Copy the lines below verbatim, starting at the line that contains "y-tick-label-hc: -120 — [36, 347, 57, 359]" and ending at the line that contains "y-tick-label-hc: -160 — [36, 376, 57, 388]", both included.

Lines from a data collection:
________________

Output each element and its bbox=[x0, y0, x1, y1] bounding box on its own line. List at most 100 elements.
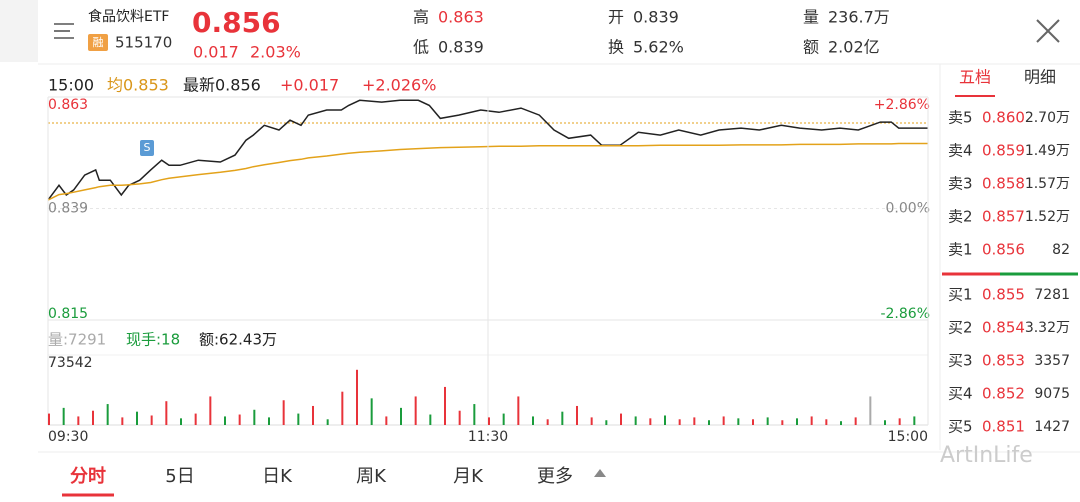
volume-bar bbox=[708, 420, 710, 425]
stock-name: 食品饮料ETF bbox=[88, 8, 169, 25]
y2-tick-label: +2.86% bbox=[874, 97, 930, 113]
hand-label: 现手:18 bbox=[126, 331, 180, 349]
book-label: 卖5 bbox=[948, 109, 973, 127]
book-price: 0.859 bbox=[982, 142, 1025, 160]
info-time: 15:00 bbox=[48, 76, 94, 95]
amount-label: 额:62.43万 bbox=[199, 331, 277, 349]
period-tab[interactable]: 月K bbox=[453, 466, 484, 487]
book-volume: 3.32万 bbox=[1025, 320, 1070, 336]
signal-s: S bbox=[144, 141, 151, 154]
volume-bar bbox=[48, 413, 50, 425]
period-tab[interactable]: 5日 bbox=[165, 466, 194, 487]
change-pct: 2.03% bbox=[250, 43, 301, 62]
volume-bar bbox=[106, 404, 109, 425]
volume-bar bbox=[209, 396, 212, 425]
stock-code: 515170 bbox=[115, 34, 172, 52]
book-label: 卖2 bbox=[948, 208, 973, 226]
menu-icon[interactable] bbox=[54, 23, 74, 39]
price-line bbox=[47, 99, 928, 201]
book-price: 0.851 bbox=[982, 418, 1025, 436]
price: 0.856 bbox=[192, 6, 281, 39]
book-volume: 1.57万 bbox=[1025, 176, 1070, 192]
stat-label: 量 bbox=[803, 8, 819, 27]
y-tick-label: 0.839 bbox=[48, 201, 88, 217]
book-volume: 1.52万 bbox=[1025, 209, 1070, 225]
volume-label: 量:7291 bbox=[48, 331, 106, 349]
period-tab[interactable]: 日K bbox=[262, 466, 293, 487]
book-label: 买4 bbox=[948, 385, 973, 403]
book-label: 买2 bbox=[948, 319, 973, 337]
volume-bar bbox=[722, 416, 725, 425]
volume-bar bbox=[414, 396, 417, 425]
volume-bar bbox=[312, 405, 314, 425]
volume-bar bbox=[165, 401, 168, 425]
book-volume: 1427 bbox=[1034, 419, 1070, 435]
stat-value: 0.839 bbox=[633, 8, 679, 27]
volume-bar bbox=[796, 418, 798, 425]
y-tick-label: 0.863 bbox=[48, 97, 88, 113]
info-change-pct: +2.026% bbox=[362, 76, 436, 95]
book-tab[interactable]: 五档 bbox=[959, 68, 991, 87]
volume-bar bbox=[194, 413, 197, 425]
close-button[interactable] bbox=[1036, 19, 1060, 43]
book-volume: 82 bbox=[1052, 242, 1070, 258]
y2-tick-label: -2.86% bbox=[880, 306, 930, 322]
y-tick-label: 0.815 bbox=[48, 306, 88, 322]
period-tab[interactable]: 分时 bbox=[70, 466, 106, 487]
volume-bar bbox=[781, 420, 784, 425]
stat-label: 额 bbox=[803, 38, 819, 57]
volume-bar bbox=[649, 418, 652, 425]
stat-label: 低 bbox=[413, 38, 429, 57]
volume-bar bbox=[180, 418, 182, 425]
volume-bar bbox=[473, 404, 476, 425]
volume-bar bbox=[590, 417, 593, 425]
volume-bar bbox=[561, 411, 564, 425]
book-price: 0.853 bbox=[982, 352, 1025, 370]
volume-bar bbox=[297, 413, 300, 425]
volume-bar bbox=[884, 420, 886, 425]
book-label: 买5 bbox=[948, 418, 973, 436]
volume-bar bbox=[370, 398, 373, 425]
volume-bar bbox=[825, 419, 828, 425]
y2-tick-label: 0.00% bbox=[886, 201, 930, 217]
book-label: 卖3 bbox=[948, 175, 973, 193]
period-tab[interactable]: 周K bbox=[356, 466, 387, 487]
volume-bar bbox=[869, 396, 872, 425]
volume-bar bbox=[429, 414, 432, 425]
volume-bar bbox=[693, 417, 696, 425]
stat-value: 0.839 bbox=[438, 38, 484, 57]
volume-bar bbox=[341, 391, 344, 425]
side-strip bbox=[0, 0, 38, 62]
volume-bar bbox=[136, 411, 138, 425]
book-price: 0.855 bbox=[982, 286, 1025, 304]
book-volume: 9075 bbox=[1034, 386, 1070, 402]
book-price: 0.852 bbox=[982, 385, 1025, 403]
volume-bar bbox=[488, 417, 490, 425]
book-tab[interactable]: 明细 bbox=[1024, 68, 1056, 87]
badge: 融 bbox=[93, 36, 104, 49]
stat-value: 0.863 bbox=[438, 8, 484, 27]
volume-bar bbox=[62, 407, 65, 425]
stat-value: 2.02亿 bbox=[828, 38, 880, 57]
period-tab[interactable]: 更多 bbox=[537, 466, 573, 487]
x-tick-label: 09:30 bbox=[48, 429, 88, 445]
badge-bg bbox=[88, 34, 108, 51]
volume-bar bbox=[238, 414, 241, 425]
stat-value: 236.7万 bbox=[828, 8, 890, 27]
x-tick-label: 15:00 bbox=[888, 429, 928, 445]
volume-bar bbox=[121, 417, 124, 425]
volume-bar bbox=[282, 400, 285, 425]
book-label: 买3 bbox=[948, 352, 973, 370]
volume-bar bbox=[810, 416, 813, 425]
volume-bar bbox=[224, 416, 226, 425]
volume-bar bbox=[634, 416, 637, 425]
watermark: ArtInLife bbox=[940, 443, 1033, 468]
volume-bar bbox=[678, 419, 681, 425]
book-volume: 1.49万 bbox=[1025, 143, 1070, 159]
volume-bar bbox=[517, 396, 520, 425]
stat-label: 开 bbox=[608, 8, 624, 27]
volume-bar bbox=[766, 417, 769, 425]
book-volume: 2.70万 bbox=[1025, 110, 1070, 126]
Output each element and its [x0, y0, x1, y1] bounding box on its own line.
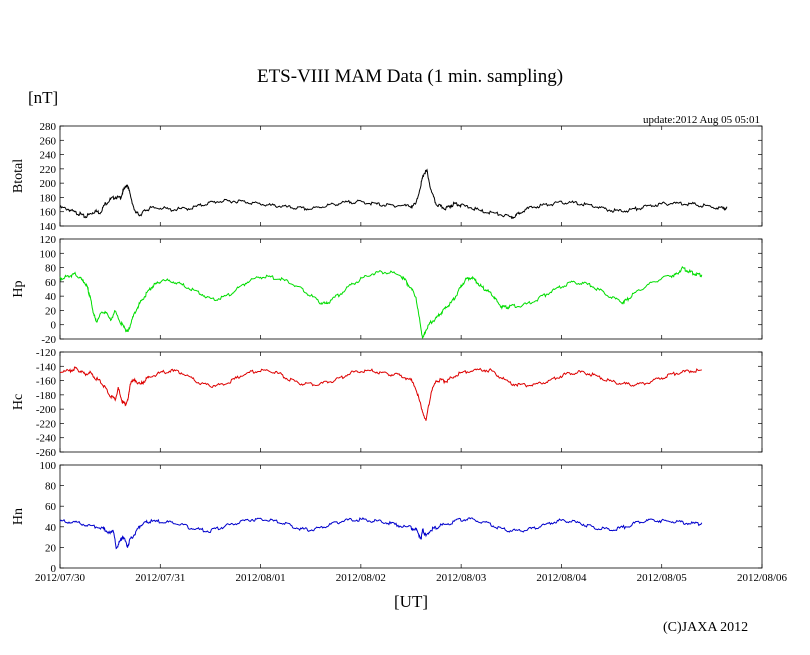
y-tick-label-hc: -120 — [36, 347, 57, 359]
x-tick-label: 2012/07/31 — [135, 572, 185, 584]
y-tick-label-hp: 60 — [45, 277, 57, 289]
y-tick-label-hn: 100 — [40, 460, 57, 472]
y-tick-label-btotal: 140 — [40, 221, 57, 233]
y-tick-label-btotal: 180 — [40, 192, 57, 204]
panel-frame-hp — [59, 238, 763, 340]
panel-frame-hc — [59, 351, 763, 453]
series-line-hn — [59, 517, 703, 550]
y-tick-label-hc: -260 — [36, 447, 57, 459]
panel-frame-hn — [59, 464, 763, 569]
y-tick-label-hc: -140 — [36, 361, 57, 373]
x-tick-label: 2012/07/30 — [35, 572, 86, 584]
y-tick-label-hn: 0 — [51, 563, 57, 575]
series-line-hp — [59, 266, 703, 339]
y-tick-label-hc: -240 — [36, 433, 57, 445]
x-tick-label: 2012/08/06 — [737, 572, 788, 584]
y-tick-label-hp: 120 — [40, 234, 57, 246]
series-line-btotal — [59, 168, 728, 220]
y-unit-label: [nT] — [28, 88, 59, 107]
y-tick-label-hp: 0 — [51, 320, 57, 332]
y-tick-label-btotal: 280 — [40, 121, 57, 133]
y-tick-label-hp: -20 — [41, 334, 56, 346]
copyright-label: (C)JAXA 2012 — [663, 620, 749, 635]
x-tick-label: 2012/08/01 — [236, 572, 286, 584]
y-tick-label-hp: 80 — [45, 263, 57, 275]
panel-label-hn: Hn — [11, 508, 26, 525]
y-tick-label-hp: 40 — [45, 291, 57, 303]
y-tick-label-btotal: 220 — [40, 164, 57, 176]
update-timestamp: update:2012 Aug 05 05:01 — [642, 114, 760, 126]
y-tick-label-hc: -200 — [36, 404, 57, 416]
y-tick-label-hn: 60 — [45, 501, 57, 513]
panel-label-hc: Hc — [11, 394, 26, 410]
x-tick-label: 2012/08/03 — [436, 572, 487, 584]
y-tick-label-hn: 80 — [45, 481, 57, 493]
x-unit-label: [UT] — [394, 592, 428, 611]
panel-frame-btotal — [59, 125, 763, 227]
y-tick-label-hp: 100 — [40, 248, 57, 260]
y-tick-label-btotal: 160 — [40, 207, 57, 219]
y-tick-label-btotal: 260 — [40, 135, 57, 147]
x-tick-label: 2012/08/04 — [536, 572, 587, 584]
y-tick-label-btotal: 200 — [40, 178, 57, 190]
y-tick-label-hn: 20 — [45, 542, 57, 554]
series-line-hc — [59, 366, 702, 421]
panel-label-hp: Hp — [11, 280, 26, 297]
x-tick-label: 2012/08/02 — [336, 572, 386, 584]
chart-title: ETS-VIII MAM Data (1 min. sampling) — [256, 66, 564, 87]
y-tick-label-hn: 40 — [45, 522, 57, 534]
y-tick-label-btotal: 240 — [40, 150, 57, 162]
y-tick-label-hc: -220 — [36, 418, 57, 430]
panel-label-btotal: Btotal — [11, 159, 26, 193]
y-tick-label-hc: -160 — [36, 376, 57, 388]
y-tick-label-hc: -180 — [36, 390, 57, 402]
x-tick-label: 2012/08/05 — [637, 572, 688, 584]
y-tick-label-hp: 20 — [45, 305, 57, 317]
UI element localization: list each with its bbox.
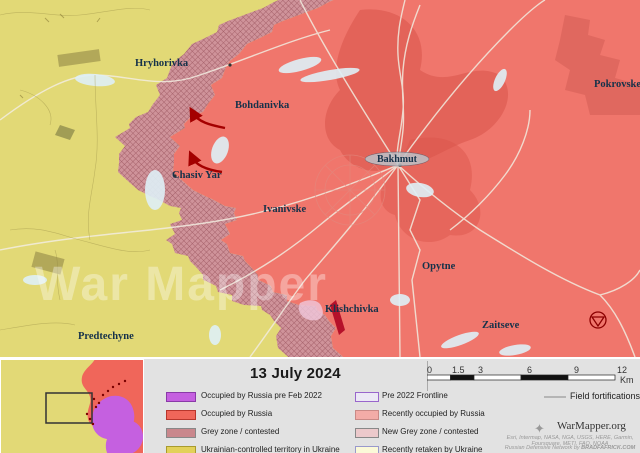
- svg-text:Bohdanivka: Bohdanivka: [235, 100, 290, 111]
- svg-text:Ivanivske: Ivanivske: [263, 204, 307, 215]
- svg-text:Opytne: Opytne: [422, 261, 456, 272]
- svg-text:Hryhorivka: Hryhorivka: [135, 58, 189, 69]
- svg-text:Chasiv Yar: Chasiv Yar: [172, 170, 222, 181]
- svg-text:Pokrovske: Pokrovske: [594, 79, 640, 90]
- svg-text:Klishchivka: Klishchivka: [325, 304, 379, 315]
- svg-text:Zaitseve: Zaitseve: [482, 320, 520, 331]
- svg-text:War Mapper: War Mapper: [35, 258, 328, 311]
- svg-text:Predtechyne: Predtechyne: [78, 331, 134, 342]
- svg-text:Bakhmut: Bakhmut: [377, 154, 418, 165]
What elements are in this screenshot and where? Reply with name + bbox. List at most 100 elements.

________________

▶ [Written response]
y-tick-label-hc: -120 — [36, 347, 57, 359]
x-tick-label: 2012/07/31 — [135, 572, 185, 584]
y-tick-label-hp: 60 — [45, 277, 57, 289]
y-tick-label-hn: 100 — [40, 460, 57, 472]
y-tick-label-btotal: 140 — [40, 221, 57, 233]
y-tick-label-btotal: 180 — [40, 192, 57, 204]
panel-frame-hp — [59, 238, 763, 340]
panel-frame-hc — [59, 351, 763, 453]
series-line-hn — [59, 517, 703, 550]
y-tick-label-hc: -260 — [36, 447, 57, 459]
panel-frame-hn — [59, 464, 763, 569]
y-tick-label-hc: -140 — [36, 361, 57, 373]
x-tick-label: 2012/07/30 — [35, 572, 86, 584]
y-tick-label-hn: 0 — [51, 563, 57, 575]
series-line-hp — [59, 266, 703, 339]
y-tick-label-hc: -240 — [36, 433, 57, 445]
x-tick-label: 2012/08/06 — [737, 572, 788, 584]
y-tick-label-hp: 120 — [40, 234, 57, 246]
series-line-btotal — [59, 168, 728, 220]
y-unit-label: [nT] — [28, 88, 59, 107]
y-tick-label-hp: 0 — [51, 320, 57, 332]
y-tick-label-btotal: 280 — [40, 121, 57, 133]
y-tick-label-hp: -20 — [41, 334, 56, 346]
copyright-label: (C)JAXA 2012 — [663, 620, 749, 635]
x-tick-label: 2012/08/01 — [236, 572, 286, 584]
y-tick-label-hp: 80 — [45, 263, 57, 275]
panel-label-hn: Hn — [11, 508, 26, 525]
y-tick-label-hp: 40 — [45, 291, 57, 303]
y-tick-label-btotal: 220 — [40, 164, 57, 176]
update-timestamp: update:2012 Aug 05 05:01 — [642, 114, 760, 126]
y-tick-label-hc: -200 — [36, 404, 57, 416]
y-tick-label-hn: 60 — [45, 501, 57, 513]
panel-label-hc: Hc — [11, 394, 26, 410]
x-tick-label: 2012/08/03 — [436, 572, 487, 584]
y-tick-label-hn: 80 — [45, 481, 57, 493]
x-unit-label: [UT] — [394, 592, 428, 611]
panel-frame-btotal — [59, 125, 763, 227]
y-tick-label-hp: 100 — [40, 248, 57, 260]
y-tick-label-btotal: 160 — [40, 207, 57, 219]
y-tick-label-btotal: 260 — [40, 135, 57, 147]
x-tick-label: 2012/08/04 — [536, 572, 587, 584]
y-tick-label-btotal: 200 — [40, 178, 57, 190]
y-tick-label-hn: 20 — [45, 542, 57, 554]
series-line-hc — [59, 366, 702, 421]
panel-label-hp: Hp — [11, 280, 26, 297]
x-tick-label: 2012/08/02 — [336, 572, 386, 584]
chart-title: ETS-VIII MAM Data (1 min. sampling) — [256, 66, 564, 87]
y-tick-label-hn: 40 — [45, 522, 57, 534]
y-tick-label-btotal: 240 — [40, 150, 57, 162]
y-tick-label-hc: -220 — [36, 418, 57, 430]
panel-label-btotal: Btotal — [11, 159, 26, 193]
y-tick-label-hc: -160 — [36, 376, 57, 388]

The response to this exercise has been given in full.